▸ Task goal
Exclude images, then output the remaining data verbatim.

▸ Data shown

Begin

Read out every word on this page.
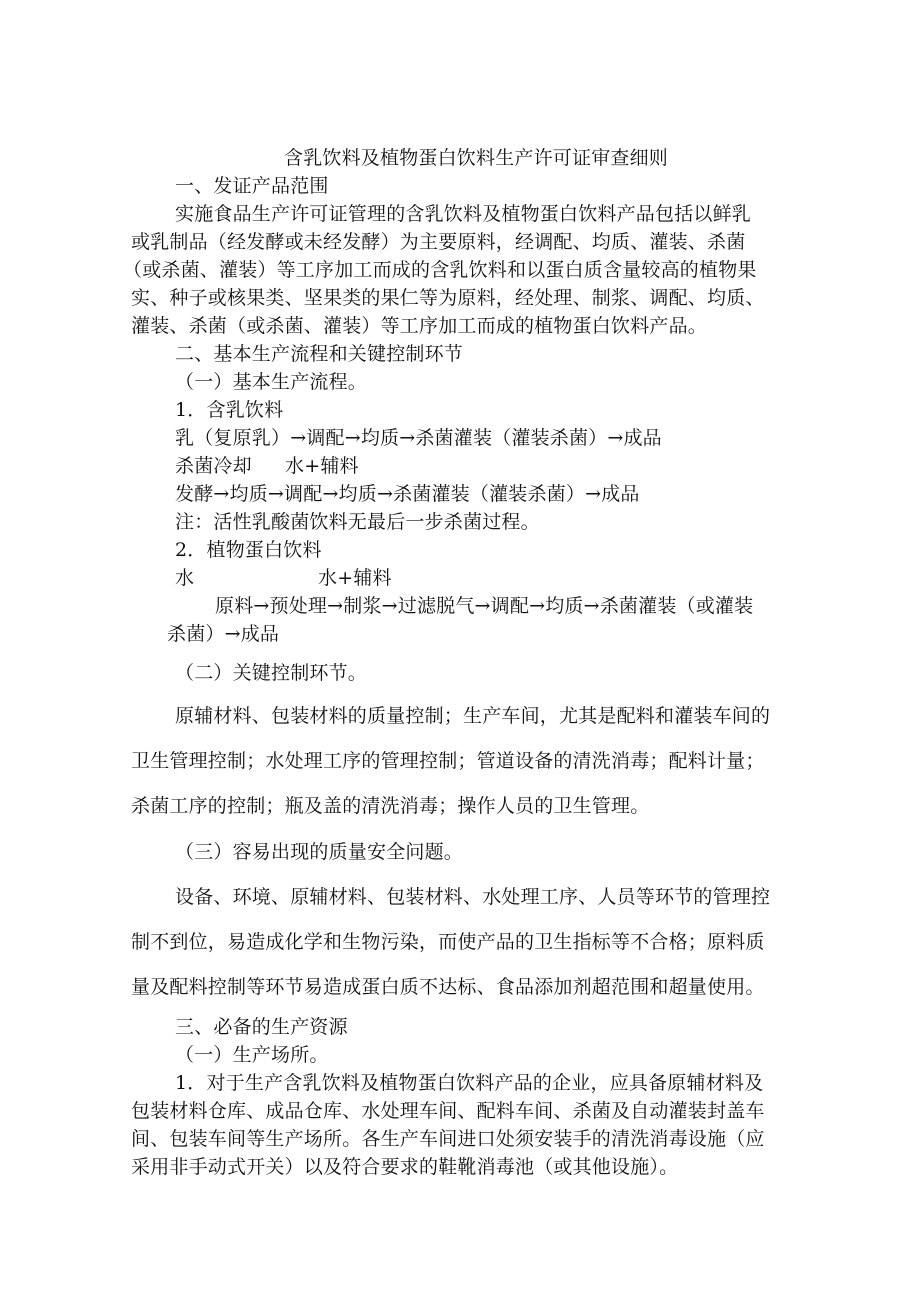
含乳饮料及植物蛋白饮料生产许可证审查细则
一、发证产品范围
实施食品生产许可证管理的含乳饮料及植物蛋白饮料产品包括以鲜乳
或乳制品（经发酵或未经发酵）为主要原料，经调配、均质、灌装、杀菌
（或杀菌、灌装）等工序加工而成的含乳饮料和以蛋白质含量较高的植物果
实、种子或核果类、坚果类的果仁等为原料，经处理、制浆、调配、均质、
灌装、杀菌（或杀菌、灌装）等工序加工而成的植物蛋白饮料产品。
二、基本生产流程和关键控制环节
（一）基本生产流程。
1．含乳饮料
乳（复原乳）→调配→均质→杀菌灌装（灌装杀菌）→成品
杀菌冷却 水+辅料
发酵→均质→调配→均质→杀菌灌装（灌装杀菌）→成品
注：活性乳酸菌饮料无最后一步杀菌过程。
2．植物蛋白饮料
水	水+辅料
原料→预处理→制浆→过滤脱气→调配→均质→杀菌灌装（或灌装
杀菌）→成品
（二）关键控制环节。
原辅材料、包装材料的质量控制；生产车间，尤其是配料和灌装车间的
卫生管理控制；水处理工序的管理控制；管道设备的清洗消毒；配料计量；
杀菌工序的控制；瓶及盖的清洗消毒；操作人员的卫生管理。
（三）容易出现的质量安全问题。
设备、环境、原辅材料、包装材料、水处理工序、人员等环节的管理控
制不到位，易造成化学和生物污染，而使产品的卫生指标等不合格；原料质
量及配料控制等环节易造成蛋白质不达标、食品添加剂超范围和超量使用。
三、必备的生产资源
（一）生产场所。
1．对于生产含乳饮料及植物蛋白饮料产品的企业，应具备原辅材料及
包装材料仓库、成品仓库、水处理车间、配料车间、杀菌及自动灌装封盖车
间、包装车间等生产场所。各生产车间进口处须安装手的清洗消毒设施（应
采用非手动式开关）以及符合要求的鞋靴消毒池（或其他设施）。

End

▸ Solution for this task
Read out every word on this page.
含乳饮料及植物蛋白饮料生产许可证审查细则
一、发证产品范围
实施食品生产许可证管理的含乳饮料及植物蛋白饮料产品包括以鲜乳
或乳制品（经发酵或未经发酵）为主要原料，经调配、均质、灌装、杀菌
（或杀菌、灌装）等工序加工而成的含乳饮料和以蛋白质含量较高的植物果
实、种子或核果类、坚果类的果仁等为原料，经处理、制浆、调配、均质、
灌装、杀菌（或杀菌、灌装）等工序加工而成的植物蛋白饮料产品。
二、基本生产流程和关键控制环节
（一）基本生产流程。
1．含乳饮料
乳（复原乳）→调配→均质→杀菌灌装（灌装杀菌）→成品
杀菌冷却 水+辅料
发酵→均质→调配→均质→杀菌灌装（灌装杀菌）→成品
注：活性乳酸菌饮料无最后一步杀菌过程。
2．植物蛋白饮料
水	水+辅料
原料→预处理→制浆→过滤脱气→调配→均质→杀菌灌装（或灌装
杀菌）→成品
（二）关键控制环节。
原辅材料、包装材料的质量控制；生产车间，尤其是配料和灌装车间的
卫生管理控制；水处理工序的管理控制；管道设备的清洗消毒；配料计量；
杀菌工序的控制；瓶及盖的清洗消毒；操作人员的卫生管理。
（三）容易出现的质量安全问题。
设备、环境、原辅材料、包装材料、水处理工序、人员等环节的管理控
制不到位，易造成化学和生物污染，而使产品的卫生指标等不合格；原料质
量及配料控制等环节易造成蛋白质不达标、食品添加剂超范围和超量使用。
三、必备的生产资源
（一）生产场所。
1．对于生产含乳饮料及植物蛋白饮料产品的企业，应具备原辅材料及
包装材料仓库、成品仓库、水处理车间、配料车间、杀菌及自动灌装封盖车
间、包装车间等生产场所。各生产车间进口处须安装手的清洗消毒设施（应
采用非手动式开关）以及符合要求的鞋靴消毒池（或其他设施）。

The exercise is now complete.